GIVEN INSTRUCTION
Transcribe all of the material below word for word and leave out its pictures.
─── DATASET CONTENT
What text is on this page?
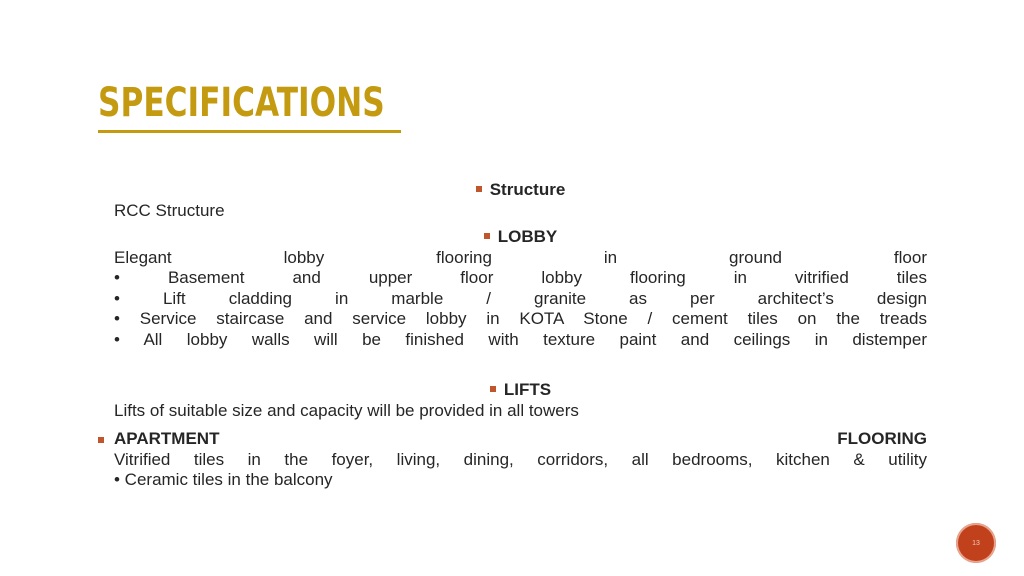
SPECIFICATIONS
Structure
RCC Structure
LOBBY
Elegant lobby flooring in ground floor
• Basement and upper floor lobby flooring in vitrified tiles
• Lift cladding in marble / granite as per architect’s design
• Service staircase and service lobby in KOTA Stone / cement tiles on the treads
• All lobby walls will be finished with texture paint and ceilings in distemper
LIFTS
Lifts of suitable size and capacity will be provided in all towers
APARTMENT FLOORING
Vitrified tiles in the foyer, living, dining, corridors, all bedrooms, kitchen & utility
• Ceramic tiles in the balcony
13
──────
CORRECT RESPONSE
What text is on this page?
SPECIFICATIONS
Structure
RCC Structure
LOBBY
Elegant lobby flooring in ground floor
• Basement and upper floor lobby flooring in vitrified tiles
• Lift cladding in marble / granite as per architect’s design
• Service staircase and service lobby in KOTA Stone / cement tiles on the treads
• All lobby walls will be finished with texture paint and ceilings in distemper
LIFTS
Lifts of suitable size and capacity will be provided in all towers
APARTMENT FLOORING
Vitrified tiles in the foyer, living, dining, corridors, all bedrooms, kitchen & utility
• Ceramic tiles in the balcony
13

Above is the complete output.